§ EXERCISE DIRECTIONS
Each record is to be transcribed exactly.

** Begin EXTRACTED DATA **

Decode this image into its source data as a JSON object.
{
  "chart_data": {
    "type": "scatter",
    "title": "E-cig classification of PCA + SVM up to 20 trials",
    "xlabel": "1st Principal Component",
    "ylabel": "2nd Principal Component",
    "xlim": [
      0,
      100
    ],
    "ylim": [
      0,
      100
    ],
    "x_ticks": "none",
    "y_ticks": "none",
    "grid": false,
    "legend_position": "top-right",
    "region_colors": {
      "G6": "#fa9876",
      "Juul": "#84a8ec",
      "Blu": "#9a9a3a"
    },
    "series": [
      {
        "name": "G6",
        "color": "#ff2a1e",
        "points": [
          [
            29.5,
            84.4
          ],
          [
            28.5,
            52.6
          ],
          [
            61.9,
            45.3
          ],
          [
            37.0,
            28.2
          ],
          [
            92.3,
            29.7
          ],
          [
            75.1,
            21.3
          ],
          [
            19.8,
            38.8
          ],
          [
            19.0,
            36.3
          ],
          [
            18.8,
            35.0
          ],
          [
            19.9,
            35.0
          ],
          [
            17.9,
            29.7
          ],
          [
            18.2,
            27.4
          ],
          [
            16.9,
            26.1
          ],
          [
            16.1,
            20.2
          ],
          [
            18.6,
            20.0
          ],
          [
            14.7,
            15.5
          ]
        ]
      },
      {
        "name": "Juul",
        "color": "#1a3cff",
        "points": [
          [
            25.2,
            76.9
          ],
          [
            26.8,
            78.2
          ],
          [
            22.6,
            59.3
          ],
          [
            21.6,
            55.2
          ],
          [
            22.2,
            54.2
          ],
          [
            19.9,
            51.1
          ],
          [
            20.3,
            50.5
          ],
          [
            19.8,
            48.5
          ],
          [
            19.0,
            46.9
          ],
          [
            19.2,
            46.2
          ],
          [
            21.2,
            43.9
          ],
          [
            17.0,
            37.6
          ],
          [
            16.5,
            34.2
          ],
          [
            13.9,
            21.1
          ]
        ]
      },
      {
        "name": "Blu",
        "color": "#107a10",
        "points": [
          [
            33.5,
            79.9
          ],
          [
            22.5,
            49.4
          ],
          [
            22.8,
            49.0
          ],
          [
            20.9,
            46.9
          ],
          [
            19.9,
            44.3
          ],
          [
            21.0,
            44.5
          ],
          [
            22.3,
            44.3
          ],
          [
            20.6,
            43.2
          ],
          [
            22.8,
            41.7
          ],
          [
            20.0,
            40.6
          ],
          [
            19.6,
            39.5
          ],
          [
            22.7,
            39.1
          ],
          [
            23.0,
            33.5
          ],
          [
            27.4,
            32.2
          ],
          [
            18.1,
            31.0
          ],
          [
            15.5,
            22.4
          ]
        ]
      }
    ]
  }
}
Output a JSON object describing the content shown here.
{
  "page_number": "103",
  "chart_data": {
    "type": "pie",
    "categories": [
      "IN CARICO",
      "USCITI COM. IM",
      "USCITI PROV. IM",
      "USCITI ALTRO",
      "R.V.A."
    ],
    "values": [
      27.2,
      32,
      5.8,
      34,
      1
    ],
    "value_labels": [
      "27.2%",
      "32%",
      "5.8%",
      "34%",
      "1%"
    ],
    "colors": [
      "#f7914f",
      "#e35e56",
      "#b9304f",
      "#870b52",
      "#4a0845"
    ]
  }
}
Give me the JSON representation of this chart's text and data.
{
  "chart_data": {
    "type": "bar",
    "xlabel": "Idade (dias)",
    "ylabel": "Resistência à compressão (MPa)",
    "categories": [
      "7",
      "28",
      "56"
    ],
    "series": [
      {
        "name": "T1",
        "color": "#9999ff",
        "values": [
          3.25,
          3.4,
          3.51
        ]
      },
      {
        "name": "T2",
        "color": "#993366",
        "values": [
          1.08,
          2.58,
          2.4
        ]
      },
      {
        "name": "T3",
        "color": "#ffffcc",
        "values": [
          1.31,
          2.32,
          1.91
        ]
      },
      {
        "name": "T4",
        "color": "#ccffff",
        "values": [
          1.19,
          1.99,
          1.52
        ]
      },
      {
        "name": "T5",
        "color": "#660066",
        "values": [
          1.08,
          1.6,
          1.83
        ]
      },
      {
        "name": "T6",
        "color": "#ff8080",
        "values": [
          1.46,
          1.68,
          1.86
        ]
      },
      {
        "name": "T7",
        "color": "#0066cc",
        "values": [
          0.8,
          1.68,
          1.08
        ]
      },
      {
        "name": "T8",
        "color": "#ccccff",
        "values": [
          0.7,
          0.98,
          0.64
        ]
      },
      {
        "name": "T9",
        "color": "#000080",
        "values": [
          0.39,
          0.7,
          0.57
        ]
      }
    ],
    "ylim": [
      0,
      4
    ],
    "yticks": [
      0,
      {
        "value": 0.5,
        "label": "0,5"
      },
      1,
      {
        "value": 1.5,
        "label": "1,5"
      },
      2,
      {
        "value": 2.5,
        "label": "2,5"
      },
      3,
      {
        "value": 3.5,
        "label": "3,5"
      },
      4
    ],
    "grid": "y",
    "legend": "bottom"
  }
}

** End EXTRACTED DATA **

§ TASK ANSWER
Decode this image into its source data as a JSON object.
{
  "chart_data": {
    "type": "scatter",
    "title": "E-cig classification of PCA + SVM up to 20 trials",
    "xlabel": "1st Principal Component",
    "ylabel": "2nd Principal Component",
    "xlim": [
      0,
      100
    ],
    "ylim": [
      0,
      100
    ],
    "x_ticks": "none",
    "y_ticks": "none",
    "grid": false,
    "legend_position": "top-right",
    "region_colors": {
      "G6": "#fa9876",
      "Juul": "#84a8ec",
      "Blu": "#9a9a3a"
    },
    "series": [
      {
        "name": "G6",
        "color": "#ff2a1e",
        "points": [
          [
            29.5,
            84.4
          ],
          [
            28.5,
            52.6
          ],
          [
            61.9,
            45.3
          ],
          [
            37.0,
            28.2
          ],
          [
            92.3,
            29.7
          ],
          [
            75.1,
            21.3
          ],
          [
            19.8,
            38.8
          ],
          [
            19.0,
            36.3
          ],
          [
            18.8,
            35.0
          ],
          [
            19.9,
            35.0
          ],
          [
            17.9,
            29.7
          ],
          [
            18.2,
            27.4
          ],
          [
            16.9,
            26.1
          ],
          [
            16.1,
            20.2
          ],
          [
            18.6,
            20.0
          ],
          [
            14.7,
            15.5
          ]
        ]
      },
      {
        "name": "Juul",
        "color": "#1a3cff",
        "points": [
          [
            25.2,
            76.9
          ],
          [
            26.8,
            78.2
          ],
          [
            22.6,
            59.3
          ],
          [
            21.6,
            55.2
          ],
          [
            22.2,
            54.2
          ],
          [
            19.9,
            51.1
          ],
          [
            20.3,
            50.5
          ],
          [
            19.8,
            48.5
          ],
          [
            19.0,
            46.9
          ],
          [
            19.2,
            46.2
          ],
          [
            21.2,
            43.9
          ],
          [
            17.0,
            37.6
          ],
          [
            16.5,
            34.2
          ],
          [
            13.9,
            21.1
          ]
        ]
      },
      {
        "name": "Blu",
        "color": "#107a10",
        "points": [
          [
            33.5,
            79.9
          ],
          [
            22.5,
            49.4
          ],
          [
            22.8,
            49.0
          ],
          [
            20.9,
            46.9
          ],
          [
            19.9,
            44.3
          ],
          [
            21.0,
            44.5
          ],
          [
            22.3,
            44.3
          ],
          [
            20.6,
            43.2
          ],
          [
            22.8,
            41.7
          ],
          [
            20.0,
            40.6
          ],
          [
            19.6,
            39.5
          ],
          [
            22.7,
            39.1
          ],
          [
            23.0,
            33.5
          ],
          [
            27.4,
            32.2
          ],
          [
            18.1,
            31.0
          ],
          [
            15.5,
            22.4
          ]
        ]
      }
    ]
  }
}
Output a JSON object describing the content shown here.
{
  "page_number": "103",
  "chart_data": {
    "type": "pie",
    "categories": [
      "IN CARICO",
      "USCITI COM. IM",
      "USCITI PROV. IM",
      "USCITI ALTRO",
      "R.V.A."
    ],
    "values": [
      27.2,
      32,
      5.8,
      34,
      1
    ],
    "value_labels": [
      "27.2%",
      "32%",
      "5.8%",
      "34%",
      "1%"
    ],
    "colors": [
      "#f7914f",
      "#e35e56",
      "#b9304f",
      "#870b52",
      "#4a0845"
    ]
  }
}
Give me the JSON representation of this chart's text and data.
{
  "chart_data": {
    "type": "bar",
    "xlabel": "Idade (dias)",
    "ylabel": "Resistência à compressão (MPa)",
    "categories": [
      "7",
      "28",
      "56"
    ],
    "series": [
      {
        "name": "T1",
        "color": "#9999ff",
        "values": [
          3.25,
          3.4,
          3.51
        ]
      },
      {
        "name": "T2",
        "color": "#993366",
        "values": [
          1.08,
          2.58,
          2.4
        ]
      },
      {
        "name": "T3",
        "color": "#ffffcc",
        "values": [
          1.31,
          2.32,
          1.91
        ]
      },
      {
        "name": "T4",
        "color": "#ccffff",
        "values": [
          1.19,
          1.99,
          1.52
        ]
      },
      {
        "name": "T5",
        "color": "#660066",
        "values": [
          1.08,
          1.6,
          1.83
        ]
      },
      {
        "name": "T6",
        "color": "#ff8080",
        "values": [
          1.46,
          1.68,
          1.86
        ]
      },
      {
        "name": "T7",
        "color": "#0066cc",
        "values": [
          0.8,
          1.68,
          1.08
        ]
      },
      {
        "name": "T8",
        "color": "#ccccff",
        "values": [
          0.7,
          0.98,
          0.64
        ]
      },
      {
        "name": "T9",
        "color": "#000080",
        "values": [
          0.39,
          0.7,
          0.57
        ]
      }
    ],
    "ylim": [
      0,
      4
    ],
    "yticks": [
      0,
      {
        "value": 0.5,
        "label": "0,5"
      },
      1,
      {
        "value": 1.5,
        "label": "1,5"
      },
      2,
      {
        "value": 2.5,
        "label": "2,5"
      },
      3,
      {
        "value": 3.5,
        "label": "3,5"
      },
      4
    ],
    "grid": "y",
    "legend": "bottom"
  }
}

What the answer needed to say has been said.